Beneath this sentence is a set of records; write each of them out exactly.

Dataset excerpt —

☆ ☆ ☆ ☆ ☆ ☆ ☆

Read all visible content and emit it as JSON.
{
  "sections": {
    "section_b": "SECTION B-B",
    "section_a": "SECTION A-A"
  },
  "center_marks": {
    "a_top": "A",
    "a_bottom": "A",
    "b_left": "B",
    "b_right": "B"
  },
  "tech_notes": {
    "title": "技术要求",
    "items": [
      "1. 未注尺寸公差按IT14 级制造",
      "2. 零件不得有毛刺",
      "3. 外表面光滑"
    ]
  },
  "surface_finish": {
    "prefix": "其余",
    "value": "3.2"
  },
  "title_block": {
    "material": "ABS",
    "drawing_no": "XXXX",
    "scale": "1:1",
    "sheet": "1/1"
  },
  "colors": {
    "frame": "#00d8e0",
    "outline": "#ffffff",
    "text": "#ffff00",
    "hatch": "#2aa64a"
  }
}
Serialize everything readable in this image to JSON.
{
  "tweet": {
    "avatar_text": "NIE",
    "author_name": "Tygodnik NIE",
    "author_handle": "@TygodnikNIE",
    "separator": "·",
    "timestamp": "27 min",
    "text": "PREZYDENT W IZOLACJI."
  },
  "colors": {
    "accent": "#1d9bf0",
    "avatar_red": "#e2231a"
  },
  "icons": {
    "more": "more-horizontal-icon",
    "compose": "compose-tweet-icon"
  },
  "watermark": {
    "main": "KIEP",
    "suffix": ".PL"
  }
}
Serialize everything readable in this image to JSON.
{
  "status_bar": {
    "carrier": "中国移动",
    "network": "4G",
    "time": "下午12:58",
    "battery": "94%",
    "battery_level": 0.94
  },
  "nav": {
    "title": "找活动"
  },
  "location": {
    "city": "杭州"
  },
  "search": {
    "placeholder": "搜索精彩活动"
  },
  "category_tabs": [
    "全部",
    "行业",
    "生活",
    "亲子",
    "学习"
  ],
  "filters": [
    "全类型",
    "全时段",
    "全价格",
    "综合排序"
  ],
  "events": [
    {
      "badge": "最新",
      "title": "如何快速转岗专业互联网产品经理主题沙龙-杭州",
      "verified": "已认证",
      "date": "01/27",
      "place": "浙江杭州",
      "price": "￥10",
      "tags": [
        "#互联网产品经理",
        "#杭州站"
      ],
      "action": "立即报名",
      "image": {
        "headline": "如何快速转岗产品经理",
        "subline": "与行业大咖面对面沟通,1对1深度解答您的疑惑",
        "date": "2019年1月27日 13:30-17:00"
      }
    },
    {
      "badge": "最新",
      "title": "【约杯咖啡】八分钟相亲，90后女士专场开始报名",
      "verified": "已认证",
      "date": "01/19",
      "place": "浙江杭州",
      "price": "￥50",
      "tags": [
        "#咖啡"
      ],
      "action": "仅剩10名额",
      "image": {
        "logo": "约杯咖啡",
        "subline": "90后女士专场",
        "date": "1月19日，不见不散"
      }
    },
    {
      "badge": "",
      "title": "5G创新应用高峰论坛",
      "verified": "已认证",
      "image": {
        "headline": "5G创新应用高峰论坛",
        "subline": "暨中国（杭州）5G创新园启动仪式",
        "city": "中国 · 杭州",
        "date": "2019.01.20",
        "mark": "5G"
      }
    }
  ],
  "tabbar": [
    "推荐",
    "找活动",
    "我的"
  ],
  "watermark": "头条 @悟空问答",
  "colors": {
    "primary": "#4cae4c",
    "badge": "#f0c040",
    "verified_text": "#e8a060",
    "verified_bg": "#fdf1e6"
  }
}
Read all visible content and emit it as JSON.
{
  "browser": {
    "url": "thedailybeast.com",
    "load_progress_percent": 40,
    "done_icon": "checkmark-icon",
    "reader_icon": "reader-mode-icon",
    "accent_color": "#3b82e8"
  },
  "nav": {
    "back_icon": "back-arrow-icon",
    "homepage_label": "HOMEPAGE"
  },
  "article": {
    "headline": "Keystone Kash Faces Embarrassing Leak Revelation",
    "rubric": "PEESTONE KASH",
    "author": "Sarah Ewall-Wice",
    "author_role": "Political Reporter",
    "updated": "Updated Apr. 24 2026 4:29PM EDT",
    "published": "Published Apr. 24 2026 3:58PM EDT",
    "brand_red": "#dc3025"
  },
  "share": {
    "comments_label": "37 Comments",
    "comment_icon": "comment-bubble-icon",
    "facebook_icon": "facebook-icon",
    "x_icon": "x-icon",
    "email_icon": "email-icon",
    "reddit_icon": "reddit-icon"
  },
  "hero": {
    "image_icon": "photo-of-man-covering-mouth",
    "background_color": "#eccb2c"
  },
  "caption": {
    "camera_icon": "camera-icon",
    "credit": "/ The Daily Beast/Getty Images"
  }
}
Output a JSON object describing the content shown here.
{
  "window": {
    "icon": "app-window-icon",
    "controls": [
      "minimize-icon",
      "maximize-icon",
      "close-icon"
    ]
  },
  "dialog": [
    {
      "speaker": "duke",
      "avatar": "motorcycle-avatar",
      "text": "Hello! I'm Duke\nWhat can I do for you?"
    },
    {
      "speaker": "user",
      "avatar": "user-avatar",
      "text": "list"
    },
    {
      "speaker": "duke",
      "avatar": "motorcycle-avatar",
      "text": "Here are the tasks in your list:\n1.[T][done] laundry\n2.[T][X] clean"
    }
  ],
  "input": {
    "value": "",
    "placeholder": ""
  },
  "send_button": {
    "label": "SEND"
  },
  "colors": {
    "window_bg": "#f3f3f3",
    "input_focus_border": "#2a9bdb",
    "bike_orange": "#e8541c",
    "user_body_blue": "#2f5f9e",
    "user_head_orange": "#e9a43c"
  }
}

☆ ☆ ☆ ☆ ☆ ☆ ☆

SOLUTION FOR THIS PROBLEM —
Read all visible content and emit it as JSON.
{
  "sections": {
    "section_b": "SECTION B-B",
    "section_a": "SECTION A-A"
  },
  "center_marks": {
    "a_top": "A",
    "a_bottom": "A",
    "b_left": "B",
    "b_right": "B"
  },
  "tech_notes": {
    "title": "技术要求",
    "items": [
      "1. 未注尺寸公差按IT14 级制造",
      "2. 零件不得有毛刺",
      "3. 外表面光滑"
    ]
  },
  "surface_finish": {
    "prefix": "其余",
    "value": "3.2"
  },
  "title_block": {
    "material": "ABS",
    "drawing_no": "XXXX",
    "scale": "1:1",
    "sheet": "1/1"
  },
  "colors": {
    "frame": "#00d8e0",
    "outline": "#ffffff",
    "text": "#ffff00",
    "hatch": "#2aa64a"
  }
}
Serialize everything readable in this image to JSON.
{
  "tweet": {
    "avatar_text": "NIE",
    "author_name": "Tygodnik NIE",
    "author_handle": "@TygodnikNIE",
    "separator": "·",
    "timestamp": "27 min",
    "text": "PREZYDENT W IZOLACJI."
  },
  "colors": {
    "accent": "#1d9bf0",
    "avatar_red": "#e2231a"
  },
  "icons": {
    "more": "more-horizontal-icon",
    "compose": "compose-tweet-icon"
  },
  "watermark": {
    "main": "KIEP",
    "suffix": ".PL"
  }
}
Serialize everything readable in this image to JSON.
{
  "status_bar": {
    "carrier": "中国移动",
    "network": "4G",
    "time": "下午12:58",
    "battery": "94%",
    "battery_level": 0.94
  },
  "nav": {
    "title": "找活动"
  },
  "location": {
    "city": "杭州"
  },
  "search": {
    "placeholder": "搜索精彩活动"
  },
  "category_tabs": [
    "全部",
    "行业",
    "生活",
    "亲子",
    "学习"
  ],
  "filters": [
    "全类型",
    "全时段",
    "全价格",
    "综合排序"
  ],
  "events": [
    {
      "badge": "最新",
      "title": "如何快速转岗专业互联网产品经理主题沙龙-杭州",
      "verified": "已认证",
      "date": "01/27",
      "place": "浙江杭州",
      "price": "￥10",
      "tags": [
        "#互联网产品经理",
        "#杭州站"
      ],
      "action": "立即报名",
      "image": {
        "headline": "如何快速转岗产品经理",
        "subline": "与行业大咖面对面沟通,1对1深度解答您的疑惑",
        "date": "2019年1月27日 13:30-17:00"
      }
    },
    {
      "badge": "最新",
      "title": "【约杯咖啡】八分钟相亲，90后女士专场开始报名",
      "verified": "已认证",
      "date": "01/19",
      "place": "浙江杭州",
      "price": "￥50",
      "tags": [
        "#咖啡"
      ],
      "action": "仅剩10名额",
      "image": {
        "logo": "约杯咖啡",
        "subline": "90后女士专场",
        "date": "1月19日，不见不散"
      }
    },
    {
      "badge": "",
      "title": "5G创新应用高峰论坛",
      "verified": "已认证",
      "image": {
        "headline": "5G创新应用高峰论坛",
        "subline": "暨中国（杭州）5G创新园启动仪式",
        "city": "中国 · 杭州",
        "date": "2019.01.20",
        "mark": "5G"
      }
    }
  ],
  "tabbar": [
    "推荐",
    "找活动",
    "我的"
  ],
  "watermark": "头条 @悟空问答",
  "colors": {
    "primary": "#4cae4c",
    "badge": "#f0c040",
    "verified_text": "#e8a060",
    "verified_bg": "#fdf1e6"
  }
}
Read all visible content and emit it as JSON.
{
  "browser": {
    "url": "thedailybeast.com",
    "load_progress_percent": 40,
    "done_icon": "checkmark-icon",
    "reader_icon": "reader-mode-icon",
    "accent_color": "#3b82e8"
  },
  "nav": {
    "back_icon": "back-arrow-icon",
    "homepage_label": "HOMEPAGE"
  },
  "article": {
    "headline": "Keystone Kash Faces Embarrassing Leak Revelation",
    "rubric": "PEESTONE KASH",
    "author": "Sarah Ewall-Wice",
    "author_role": "Political Reporter",
    "updated": "Updated Apr. 24 2026 4:29PM EDT",
    "published": "Published Apr. 24 2026 3:58PM EDT",
    "brand_red": "#dc3025"
  },
  "share": {
    "comments_label": "37 Comments",
    "comment_icon": "comment-bubble-icon",
    "facebook_icon": "facebook-icon",
    "x_icon": "x-icon",
    "email_icon": "email-icon",
    "reddit_icon": "reddit-icon"
  },
  "hero": {
    "image_icon": "photo-of-man-covering-mouth",
    "background_color": "#eccb2c"
  },
  "caption": {
    "camera_icon": "camera-icon",
    "credit": "/ The Daily Beast/Getty Images"
  }
}
Output a JSON object describing the content shown here.
{
  "window": {
    "icon": "app-window-icon",
    "controls": [
      "minimize-icon",
      "maximize-icon",
      "close-icon"
    ]
  },
  "dialog": [
    {
      "speaker": "duke",
      "avatar": "motorcycle-avatar",
      "text": "Hello! I'm Duke\nWhat can I do for you?"
    },
    {
      "speaker": "user",
      "avatar": "user-avatar",
      "text": "list"
    },
    {
      "speaker": "duke",
      "avatar": "motorcycle-avatar",
      "text": "Here are the tasks in your list:\n1.[T][done] laundry\n2.[T][X] clean"
    }
  ],
  "input": {
    "value": "",
    "placeholder": ""
  },
  "send_button": {
    "label": "SEND"
  },
  "colors": {
    "window_bg": "#f3f3f3",
    "input_focus_border": "#2a9bdb",
    "bike_orange": "#e8541c",
    "user_body_blue": "#2f5f9e",
    "user_head_orange": "#e9a43c"
  }
}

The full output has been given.